Collected data entries

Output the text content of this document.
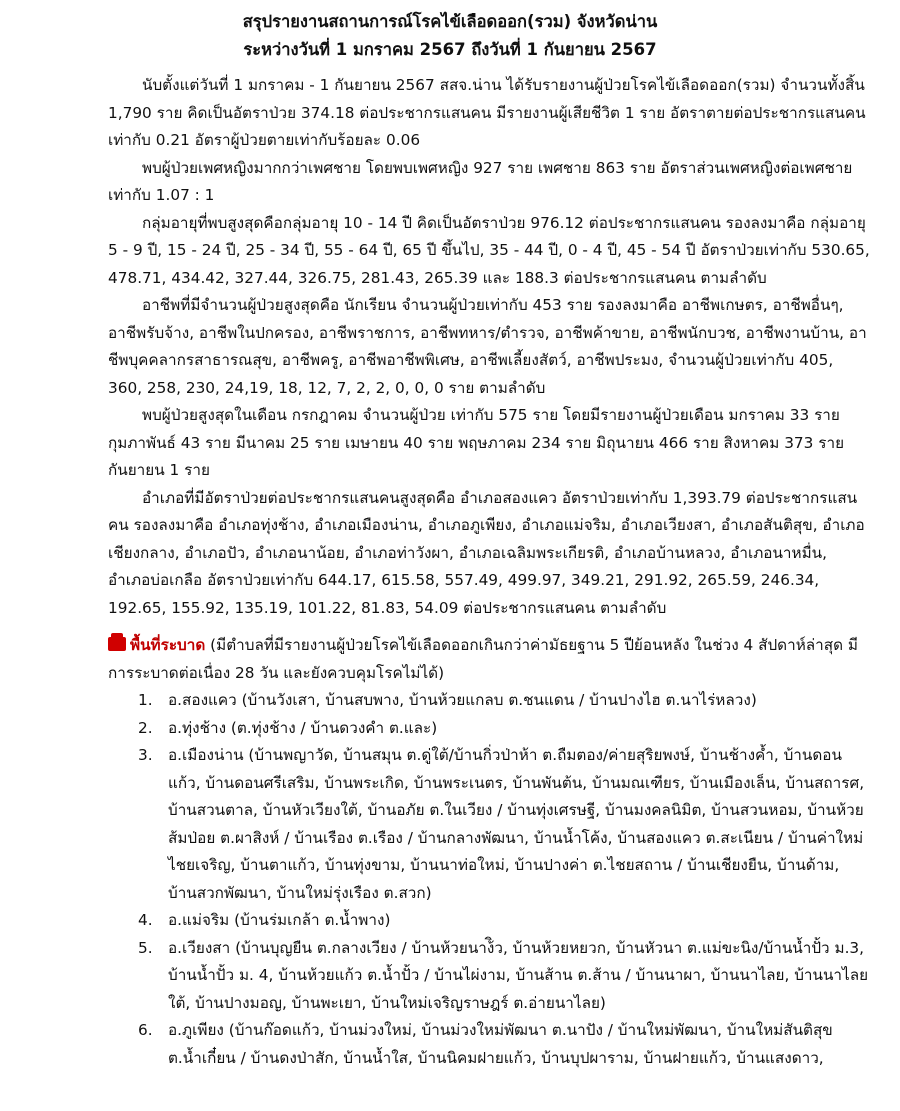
สรุปรายงานสถานการณ์โรคไข้เลือดออก(รวม) จังหวัดน่าน

ระหว่างวันที่ 1 มกราคม 2567 ถึงวันที่ 1 กันยายน 2567

นับตั้งแต่วันที่ 1 มกราคม - 1 กันยายน 2567 สสจ.น่าน ได้รับรายงานผู้ป่วยโรคไข้เลือดออก(รวม) จำนวนทั้งสิ้น 1,790 ราย คิดเป็นอัตราป่วย 374.18 ต่อประชากรแสนคน มีรายงานผู้เสียชีวิต 1 ราย อัตราตายต่อประชากรแสนคน เท่ากับ 0.21 อัตราผู้ป่วยตายเท่ากับร้อยละ 0.06

พบผู้ป่วยเพศหญิงมากกว่าเพศชาย โดยพบเพศหญิง 927 ราย เพศชาย 863 ราย อัตราส่วนเพศหญิงต่อเพศชาย เท่ากับ 1.07 : 1

กลุ่มอายุที่พบสูงสุดคือกลุ่มอายุ 10 - 14 ปี คิดเป็นอัตราป่วย 976.12 ต่อประชากรแสนคน รองลงมาคือ กลุ่มอายุ 5 - 9 ปี, 15 - 24 ปี, 25 - 34 ปี, 55 - 64 ปี, 65 ปี ขึ้นไป, 35 - 44 ปี, 0 - 4 ปี, 45 - 54 ปี อัตราป่วยเท่ากับ 530.65, 478.71, 434.42, 327.44, 326.75, 281.43, 265.39 และ 188.3 ต่อประชากรแสนคน ตามลำดับ

อาชีพที่มีจำนวนผู้ป่วยสูงสุดคือ นักเรียน จำนวนผู้ป่วยเท่ากับ 453 ราย รองลงมาคือ อาชีพเกษตร, อาชีพอื่นๆ, อาชีพรับจ้าง, อาชีพในปกครอง, อาชีพราชการ, อาชีพทหาร/ตำรวจ, อาชีพค้าขาย, อาชีพนักบวช, อาชีพงานบ้าน, อาชีพบุคคลากรสาธารณสุข, อาชีพครู, อาชีพอาชีพพิเศษ, อาชีพเลี้ยงสัตว์, อาชีพประมง, จำนวนผู้ป่วยเท่ากับ 405, 360, 258, 230, 24,19, 18, 12, 7, 2, 2, 0, 0, 0 ราย ตามลำดับ

พบผู้ป่วยสูงสุดในเดือน กรกฎาคม จำนวนผู้ป่วย เท่ากับ 575 ราย โดยมีรายงานผู้ป่วยเดือน มกราคม 33 ราย กุมภาพันธ์ 43 ราย มีนาคม 25 ราย เมษายน 40 ราย พฤษภาคม 234 ราย มิถุนายน 466 ราย สิงหาคม 373 ราย กันยายน 1 ราย

อำเภอที่มีอัตราป่วยต่อประชากรแสนคนสูงสุดคือ อำเภอสองแคว อัตราป่วยเท่ากับ 1,393.79 ต่อประชากรแสนคน รองลงมาคือ อำเภอทุ่งช้าง, อำเภอเมืองน่าน, อำเภอภูเพียง, อำเภอแม่จริม, อำเภอเวียงสา, อำเภอสันติสุข, อำเภอเชียงกลาง, อำเภอปัว, อำเภอนาน้อย, อำเภอท่าวังผา, อำเภอเฉลิมพระเกียรติ, อำเภอบ้านหลวง, อำเภอนาหมื่น, อำเภอบ่อเกลือ อัตราป่วยเท่ากับ 644.17, 615.58, 557.49, 499.97, 349.21, 291.92, 265.59, 246.34, 192.65, 155.92, 135.19, 101.22, 81.83, 54.09 ต่อประชากรแสนคน ตามลำดับ

พื้นที่ระบาด (มีตำบลที่มีรายงานผู้ป่วยโรคไข้เลือดออกเกินกว่าค่ามัธยฐาน 5 ปีย้อนหลัง ในช่วง 4 สัปดาห์ล่าสุด มีการระบาดต่อเนื่อง 28 วัน และยังควบคุมโรคไม่ได้)

1.	อ.สองแคว (บ้านวังเสา, บ้านสบพาง, บ้านห้วยแกลบ ต.ชนแดน / บ้านปางไฮ ต.นาไร่หลวง)
2.	อ.ทุ่งช้าง (ต.ทุ่งช้าง / บ้านดวงคำ ต.และ)
3.	อ.เมืองน่าน (บ้านพญาวัด, บ้านสมุน ต.ดู่ใต้/บ้านกิ่วป่าห้า ต.ถืมตอง/ค่ายสุริยพงษ์, บ้านช้างค้ำ, บ้านดอนแก้ว, บ้านดอนศรีเสริม, บ้านพระเกิด, บ้านพระเนตร, บ้านพันต้น, บ้านมณเฑียร, บ้านเมืองเล็น, บ้านสถารศ, บ้านสวนตาล, บ้านหัวเวียงใต้, บ้านอภัย ต.ในเวียง / บ้านทุ่งเศรษฐี, บ้านมงคลนิมิต, บ้านสวนหอม, บ้านห้วยส้มป่อย ต.ผาสิงห์ / บ้านเรือง ต.เรือง / บ้านกลางพัฒนา, บ้านน้ำโค้ง, บ้านสองแคว ต.สะเนียน / บ้านค่าใหม่ไชยเจริญ, บ้านตาแก้ว, บ้านทุ่งขาม, บ้านนาท่อใหม่, บ้านปางค่า ต.ไชยสถาน / บ้านเชียงยืน, บ้านด้าม, บ้านสวกพัฒนา, บ้านใหม่รุ่งเรือง ต.สวก)
4.	อ.แม่จริม (บ้านร่มเกล้า ต.น้ำพาง)
5.	อ.เวียงสา (บ้านบุญยืน ต.กลางเวียง / บ้านห้วยนาง้ิว, บ้านห้วยหยวก, บ้านหัวนา ต.แม่ขะนิง/บ้านน้ำปั้ว ม.3, บ้านน้ำปั้ว ม. 4, บ้านห้วยแก้ว ต.น้ำปั้ว / บ้านไผ่งาม, บ้านส้าน ต.ส้าน / บ้านนาผา, บ้านนาไลย, บ้านนาไลยใต้, บ้านปางมอญ, บ้านพะเยา, บ้านใหม่เจริญราษฎร์ ต.อ่ายนาไลย)
6.	อ.ภูเพียง (บ้านก๊อดแก้ว, บ้านม่วงใหม่, บ้านม่วงใหม่พัฒนา ต.นาปัง / บ้านใหม่พัฒนา, บ้านใหม่สันติสุข ต.น้ำเกี๋ยน / บ้านดงป่าสัก, บ้านน้ำใส, บ้านนิคมฝายแก้ว, บ้านบุปผาราม, บ้านฝายแก้ว, บ้านแสงดาว,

WORK INSTRUCTIONS:
Every record is to be reproduced exactly, with no pictures included.

FINISHED EXERCISE:
Output the text content of this document.
สรุปรายงานสถานการณ์โรคไข้เลือดออก(รวม) จังหวัดน่าน

ระหว่างวันที่ 1 มกราคม 2567 ถึงวันที่ 1 กันยายน 2567

นับตั้งแต่วันที่ 1 มกราคม - 1 กันยายน 2567 สสจ.น่าน ได้รับรายงานผู้ป่วยโรคไข้เลือดออก(รวม) จำนวนทั้งสิ้น 1,790 ราย คิดเป็นอัตราป่วย 374.18 ต่อประชากรแสนคน มีรายงานผู้เสียชีวิต 1 ราย อัตราตายต่อประชากรแสนคน เท่ากับ 0.21 อัตราผู้ป่วยตายเท่ากับร้อยละ 0.06

พบผู้ป่วยเพศหญิงมากกว่าเพศชาย โดยพบเพศหญิง 927 ราย เพศชาย 863 ราย อัตราส่วนเพศหญิงต่อเพศชาย เท่ากับ 1.07 : 1

กลุ่มอายุที่พบสูงสุดคือกลุ่มอายุ 10 - 14 ปี คิดเป็นอัตราป่วย 976.12 ต่อประชากรแสนคน รองลงมาคือ กลุ่มอายุ 5 - 9 ปี, 15 - 24 ปี, 25 - 34 ปี, 55 - 64 ปี, 65 ปี ขึ้นไป, 35 - 44 ปี, 0 - 4 ปี, 45 - 54 ปี อัตราป่วยเท่ากับ 530.65, 478.71, 434.42, 327.44, 326.75, 281.43, 265.39 และ 188.3 ต่อประชากรแสนคน ตามลำดับ

อาชีพที่มีจำนวนผู้ป่วยสูงสุดคือ นักเรียน จำนวนผู้ป่วยเท่ากับ 453 ราย รองลงมาคือ อาชีพเกษตร, อาชีพอื่นๆ, อาชีพรับจ้าง, อาชีพในปกครอง, อาชีพราชการ, อาชีพทหาร/ตำรวจ, อาชีพค้าขาย, อาชีพนักบวช, อาชีพงานบ้าน, อาชีพบุคคลากรสาธารณสุข, อาชีพครู, อาชีพอาชีพพิเศษ, อาชีพเลี้ยงสัตว์, อาชีพประมง, จำนวนผู้ป่วยเท่ากับ 405, 360, 258, 230, 24,19, 18, 12, 7, 2, 2, 0, 0, 0 ราย ตามลำดับ

พบผู้ป่วยสูงสุดในเดือน กรกฎาคม จำนวนผู้ป่วย เท่ากับ 575 ราย โดยมีรายงานผู้ป่วยเดือน มกราคม 33 ราย กุมภาพันธ์ 43 ราย มีนาคม 25 ราย เมษายน 40 ราย พฤษภาคม 234 ราย มิถุนายน 466 ราย สิงหาคม 373 ราย กันยายน 1 ราย

อำเภอที่มีอัตราป่วยต่อประชากรแสนคนสูงสุดคือ อำเภอสองแคว อัตราป่วยเท่ากับ 1,393.79 ต่อประชากรแสนคน รองลงมาคือ อำเภอทุ่งช้าง, อำเภอเมืองน่าน, อำเภอภูเพียง, อำเภอแม่จริม, อำเภอเวียงสา, อำเภอสันติสุข, อำเภอเชียงกลาง, อำเภอปัว, อำเภอนาน้อย, อำเภอท่าวังผา, อำเภอเฉลิมพระเกียรติ, อำเภอบ้านหลวง, อำเภอนาหมื่น, อำเภอบ่อเกลือ อัตราป่วยเท่ากับ 644.17, 615.58, 557.49, 499.97, 349.21, 291.92, 265.59, 246.34, 192.65, 155.92, 135.19, 101.22, 81.83, 54.09 ต่อประชากรแสนคน ตามลำดับ

พื้นที่ระบาด (มีตำบลที่มีรายงานผู้ป่วยโรคไข้เลือดออกเกินกว่าค่ามัธยฐาน 5 ปีย้อนหลัง ในช่วง 4 สัปดาห์ล่าสุด มีการระบาดต่อเนื่อง 28 วัน และยังควบคุมโรคไม่ได้)

1.	อ.สองแคว (บ้านวังเสา, บ้านสบพาง, บ้านห้วยแกลบ ต.ชนแดน / บ้านปางไฮ ต.นาไร่หลวง)
2.	อ.ทุ่งช้าง (ต.ทุ่งช้าง / บ้านดวงคำ ต.และ)
3.	อ.เมืองน่าน (บ้านพญาวัด, บ้านสมุน ต.ดู่ใต้/บ้านกิ่วป่าห้า ต.ถืมตอง/ค่ายสุริยพงษ์, บ้านช้างค้ำ, บ้านดอนแก้ว, บ้านดอนศรีเสริม, บ้านพระเกิด, บ้านพระเนตร, บ้านพันต้น, บ้านมณเฑียร, บ้านเมืองเล็น, บ้านสถารศ, บ้านสวนตาล, บ้านหัวเวียงใต้, บ้านอภัย ต.ในเวียง / บ้านทุ่งเศรษฐี, บ้านมงคลนิมิต, บ้านสวนหอม, บ้านห้วยส้มป่อย ต.ผาสิงห์ / บ้านเรือง ต.เรือง / บ้านกลางพัฒนา, บ้านน้ำโค้ง, บ้านสองแคว ต.สะเนียน / บ้านค่าใหม่ไชยเจริญ, บ้านตาแก้ว, บ้านทุ่งขาม, บ้านนาท่อใหม่, บ้านปางค่า ต.ไชยสถาน / บ้านเชียงยืน, บ้านด้าม, บ้านสวกพัฒนา, บ้านใหม่รุ่งเรือง ต.สวก)
4.	อ.แม่จริม (บ้านร่มเกล้า ต.น้ำพาง)
5.	อ.เวียงสา (บ้านบุญยืน ต.กลางเวียง / บ้านห้วยนาง้ิว, บ้านห้วยหยวก, บ้านหัวนา ต.แม่ขะนิง/บ้านน้ำปั้ว ม.3, บ้านน้ำปั้ว ม. 4, บ้านห้วยแก้ว ต.น้ำปั้ว / บ้านไผ่งาม, บ้านส้าน ต.ส้าน / บ้านนาผา, บ้านนาไลย, บ้านนาไลยใต้, บ้านปางมอญ, บ้านพะเยา, บ้านใหม่เจริญราษฎร์ ต.อ่ายนาไลย)
6.	อ.ภูเพียง (บ้านก๊อดแก้ว, บ้านม่วงใหม่, บ้านม่วงใหม่พัฒนา ต.นาปัง / บ้านใหม่พัฒนา, บ้านใหม่สันติสุข ต.น้ำเกี๋ยน / บ้านดงป่าสัก, บ้านน้ำใส, บ้านนิคมฝายแก้ว, บ้านบุปผาราม, บ้านฝายแก้ว, บ้านแสงดาว,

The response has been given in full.